Task prompt »
All the data should be repeated exactly. Any image in it is left out.

Records contained in a dataset
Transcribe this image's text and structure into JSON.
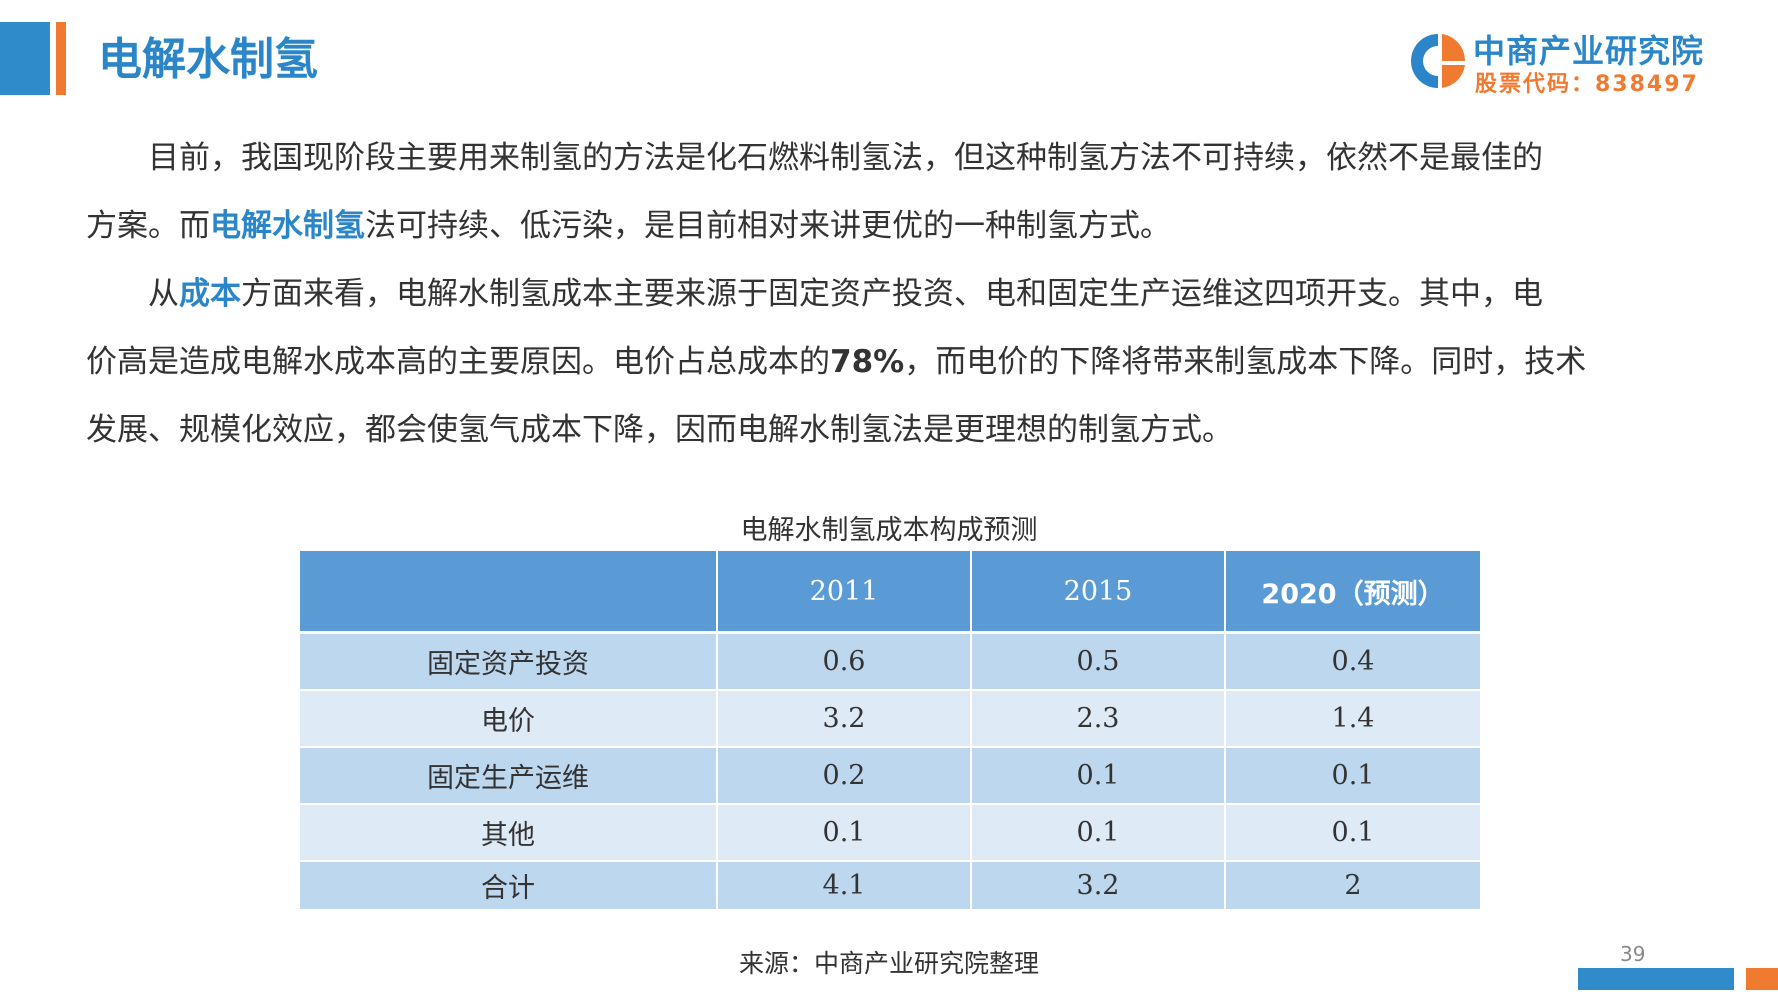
{
  "header": {
    "title": "电解水制氢",
    "logo": {
      "name": "中商产业研究院",
      "stock_code": "股票代码：838497",
      "colors": {
        "blue": "#2a86c8",
        "orange": "#f07a30"
      }
    }
  },
  "body": {
    "para1": {
      "line1": "目前，我国现阶段主要用来制氢的方法是化石燃料制氢法，但这种制氢方法不可持续，依然不是最佳的",
      "line2_a": "方案。而",
      "line2_hl": "电解水制氢",
      "line2_b": "法可持续、低污染，是目前相对来讲更优的一种制氢方式。"
    },
    "para2": {
      "l1_a": "从",
      "l1_hl": "成本",
      "l1_b": "方面来看，电解水制氢成本主要来源于固定资产投资、电和固定生产运维这四项开支。其中，电",
      "l2_a": "价高是造成电解水成本高的主要原因。电价占总成本的",
      "l2_num": "78%",
      "l2_b": "，而电价的下降将带来制氢成本下降。同时，技术",
      "l3": "发展、规模化效应，都会使氢气成本下降，因而电解水制氢法是更理想的制氢方式。"
    }
  },
  "table": {
    "caption": "电解水制氢成本构成预测",
    "headers": [
      "",
      "2011",
      "2015",
      "2020（预测）"
    ],
    "rows": [
      [
        "固定资产投资",
        "0.6",
        "0.5",
        "0.4"
      ],
      [
        "电价",
        "3.2",
        "2.3",
        "1.4"
      ],
      [
        "固定生产运维",
        "0.2",
        "0.1",
        "0.1"
      ],
      [
        "其他",
        "0.1",
        "0.1",
        "0.1"
      ],
      [
        "合计",
        "4.1",
        "3.2",
        "2"
      ]
    ],
    "colors": {
      "header": "#5a9bd5",
      "row_dark": "#bdd7ee",
      "row_light": "#deebf7"
    }
  },
  "footer": {
    "source": "来源：中商产业研究院整理",
    "page_number": "39"
  }
}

Solution to the problem »
Transcribe this image's text and structure into JSON.
{
  "header": {
    "title": "电解水制氢",
    "logo": {
      "name": "中商产业研究院",
      "stock_code": "股票代码：838497",
      "colors": {
        "blue": "#2a86c8",
        "orange": "#f07a30"
      }
    }
  },
  "body": {
    "para1": {
      "line1": "目前，我国现阶段主要用来制氢的方法是化石燃料制氢法，但这种制氢方法不可持续，依然不是最佳的",
      "line2_a": "方案。而",
      "line2_hl": "电解水制氢",
      "line2_b": "法可持续、低污染，是目前相对来讲更优的一种制氢方式。"
    },
    "para2": {
      "l1_a": "从",
      "l1_hl": "成本",
      "l1_b": "方面来看，电解水制氢成本主要来源于固定资产投资、电和固定生产运维这四项开支。其中，电",
      "l2_a": "价高是造成电解水成本高的主要原因。电价占总成本的",
      "l2_num": "78%",
      "l2_b": "，而电价的下降将带来制氢成本下降。同时，技术",
      "l3": "发展、规模化效应，都会使氢气成本下降，因而电解水制氢法是更理想的制氢方式。"
    }
  },
  "table": {
    "caption": "电解水制氢成本构成预测",
    "headers": [
      "",
      "2011",
      "2015",
      "2020（预测）"
    ],
    "rows": [
      [
        "固定资产投资",
        "0.6",
        "0.5",
        "0.4"
      ],
      [
        "电价",
        "3.2",
        "2.3",
        "1.4"
      ],
      [
        "固定生产运维",
        "0.2",
        "0.1",
        "0.1"
      ],
      [
        "其他",
        "0.1",
        "0.1",
        "0.1"
      ],
      [
        "合计",
        "4.1",
        "3.2",
        "2"
      ]
    ],
    "colors": {
      "header": "#5a9bd5",
      "row_dark": "#bdd7ee",
      "row_light": "#deebf7"
    }
  },
  "footer": {
    "source": "来源：中商产业研究院整理",
    "page_number": "39"
  }
}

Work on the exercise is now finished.